*Records for the task*
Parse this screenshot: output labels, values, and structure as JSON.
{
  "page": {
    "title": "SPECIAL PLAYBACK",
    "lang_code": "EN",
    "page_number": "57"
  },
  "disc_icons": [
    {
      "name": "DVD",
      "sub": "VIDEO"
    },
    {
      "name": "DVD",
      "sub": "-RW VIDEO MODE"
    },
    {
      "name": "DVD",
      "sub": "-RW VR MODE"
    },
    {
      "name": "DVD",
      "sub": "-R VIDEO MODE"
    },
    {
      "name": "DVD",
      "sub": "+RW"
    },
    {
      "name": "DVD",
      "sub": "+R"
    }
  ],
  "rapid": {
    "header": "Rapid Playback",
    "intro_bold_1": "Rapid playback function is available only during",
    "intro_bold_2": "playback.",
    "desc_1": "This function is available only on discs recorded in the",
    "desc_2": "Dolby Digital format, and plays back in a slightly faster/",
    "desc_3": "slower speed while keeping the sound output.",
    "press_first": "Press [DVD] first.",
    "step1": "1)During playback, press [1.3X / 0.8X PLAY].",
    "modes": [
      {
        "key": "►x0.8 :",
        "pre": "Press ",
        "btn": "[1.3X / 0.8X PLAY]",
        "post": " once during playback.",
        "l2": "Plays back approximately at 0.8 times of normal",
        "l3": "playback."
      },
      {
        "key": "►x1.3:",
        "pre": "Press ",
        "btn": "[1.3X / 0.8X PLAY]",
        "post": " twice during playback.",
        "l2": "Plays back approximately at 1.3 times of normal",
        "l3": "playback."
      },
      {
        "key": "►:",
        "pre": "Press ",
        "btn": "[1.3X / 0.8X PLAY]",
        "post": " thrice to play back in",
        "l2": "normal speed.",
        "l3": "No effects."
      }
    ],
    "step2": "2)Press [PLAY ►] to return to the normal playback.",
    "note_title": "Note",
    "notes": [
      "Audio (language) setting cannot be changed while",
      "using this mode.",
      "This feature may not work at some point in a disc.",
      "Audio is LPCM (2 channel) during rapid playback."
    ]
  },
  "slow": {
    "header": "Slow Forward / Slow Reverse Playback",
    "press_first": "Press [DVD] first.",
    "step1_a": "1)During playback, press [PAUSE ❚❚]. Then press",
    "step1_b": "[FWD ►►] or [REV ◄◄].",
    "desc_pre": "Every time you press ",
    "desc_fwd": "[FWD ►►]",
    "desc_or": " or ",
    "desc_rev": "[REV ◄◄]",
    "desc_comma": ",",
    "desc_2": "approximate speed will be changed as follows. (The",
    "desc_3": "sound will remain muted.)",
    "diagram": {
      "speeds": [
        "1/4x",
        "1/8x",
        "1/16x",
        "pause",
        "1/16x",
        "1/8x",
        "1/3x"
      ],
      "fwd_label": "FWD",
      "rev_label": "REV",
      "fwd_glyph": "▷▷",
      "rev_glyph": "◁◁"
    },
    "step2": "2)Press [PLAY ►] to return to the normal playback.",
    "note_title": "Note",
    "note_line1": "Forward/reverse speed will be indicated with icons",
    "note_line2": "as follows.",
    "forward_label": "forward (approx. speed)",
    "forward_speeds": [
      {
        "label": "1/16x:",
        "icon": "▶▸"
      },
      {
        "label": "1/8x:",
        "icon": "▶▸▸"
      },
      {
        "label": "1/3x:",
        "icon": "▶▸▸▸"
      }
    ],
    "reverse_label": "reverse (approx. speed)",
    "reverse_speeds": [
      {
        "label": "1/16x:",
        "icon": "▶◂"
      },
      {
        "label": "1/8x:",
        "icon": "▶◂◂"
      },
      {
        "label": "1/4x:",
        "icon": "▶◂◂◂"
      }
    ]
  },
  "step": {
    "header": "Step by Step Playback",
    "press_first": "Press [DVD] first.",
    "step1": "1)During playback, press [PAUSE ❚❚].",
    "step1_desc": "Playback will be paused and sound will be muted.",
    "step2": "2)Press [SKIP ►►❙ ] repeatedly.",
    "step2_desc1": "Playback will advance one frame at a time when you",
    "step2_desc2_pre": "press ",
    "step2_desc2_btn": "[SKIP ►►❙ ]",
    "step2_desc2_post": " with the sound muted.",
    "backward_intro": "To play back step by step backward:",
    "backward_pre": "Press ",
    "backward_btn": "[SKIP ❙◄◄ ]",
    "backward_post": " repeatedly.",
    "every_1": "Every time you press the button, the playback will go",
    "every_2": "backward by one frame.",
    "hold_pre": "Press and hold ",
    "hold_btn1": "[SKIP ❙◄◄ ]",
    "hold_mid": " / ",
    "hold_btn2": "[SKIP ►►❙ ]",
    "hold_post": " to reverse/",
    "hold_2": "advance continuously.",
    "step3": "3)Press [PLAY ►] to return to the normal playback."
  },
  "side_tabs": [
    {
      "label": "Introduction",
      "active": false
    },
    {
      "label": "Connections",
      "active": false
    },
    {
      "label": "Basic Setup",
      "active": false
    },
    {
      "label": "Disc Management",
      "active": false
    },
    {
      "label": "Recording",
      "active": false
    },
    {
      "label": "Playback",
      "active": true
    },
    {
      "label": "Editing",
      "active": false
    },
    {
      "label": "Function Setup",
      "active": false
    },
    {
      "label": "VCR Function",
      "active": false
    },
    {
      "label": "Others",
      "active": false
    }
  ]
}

*Exercise brief*
Show all lines from the listing above in which "approximately" appears.

*Result of this exercise*
        "l2": "Plays back approximately at 0.8 times of normal",
        "l2": "Plays back approximately at 1.3 times of normal",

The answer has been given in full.